** BEGIN **

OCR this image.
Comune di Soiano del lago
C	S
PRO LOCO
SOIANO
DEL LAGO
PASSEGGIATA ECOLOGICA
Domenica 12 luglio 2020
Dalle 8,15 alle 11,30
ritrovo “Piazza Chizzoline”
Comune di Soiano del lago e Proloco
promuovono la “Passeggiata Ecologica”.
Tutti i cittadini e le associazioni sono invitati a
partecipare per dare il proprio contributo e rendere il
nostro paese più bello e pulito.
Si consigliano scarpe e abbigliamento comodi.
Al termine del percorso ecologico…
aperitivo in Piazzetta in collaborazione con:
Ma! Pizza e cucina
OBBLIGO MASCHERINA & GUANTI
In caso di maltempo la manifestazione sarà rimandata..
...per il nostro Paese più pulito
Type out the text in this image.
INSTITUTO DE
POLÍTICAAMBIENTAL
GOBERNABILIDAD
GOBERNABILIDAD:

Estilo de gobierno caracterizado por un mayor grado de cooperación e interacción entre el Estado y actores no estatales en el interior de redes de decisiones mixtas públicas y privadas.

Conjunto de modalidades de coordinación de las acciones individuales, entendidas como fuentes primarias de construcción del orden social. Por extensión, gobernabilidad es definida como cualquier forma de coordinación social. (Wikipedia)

** END **

# Short task
Output all of the data above without any alteration.

# Finished answer
OCR this image.
Comune di Soiano del lago
C	S
PRO LOCO
SOIANO
DEL LAGO
PASSEGGIATA ECOLOGICA
Domenica 12 luglio 2020
Dalle 8,15 alle 11,30
ritrovo “Piazza Chizzoline”
Comune di Soiano del lago e Proloco
promuovono la “Passeggiata Ecologica”.
Tutti i cittadini e le associazioni sono invitati a
partecipare per dare il proprio contributo e rendere il
nostro paese più bello e pulito.
Si consigliano scarpe e abbigliamento comodi.
Al termine del percorso ecologico…
aperitivo in Piazzetta in collaborazione con:
Ma! Pizza e cucina
OBBLIGO MASCHERINA & GUANTI
In caso di maltempo la manifestazione sarà rimandata..
...per il nostro Paese più pulito
Type out the text in this image.
INSTITUTO DE
POLÍTICAAMBIENTAL
GOBERNABILIDAD
GOBERNABILIDAD:

Estilo de gobierno caracterizado por un mayor grado de cooperación e interacción entre el Estado y actores no estatales en el interior de redes de decisiones mixtas públicas y privadas.

Conjunto de modalidades de coordinación de las acciones individuales, entendidas como fuentes primarias de construcción del orden social. Por extensión, gobernabilidad es definida como cualquier forma de coordinación social. (Wikipedia)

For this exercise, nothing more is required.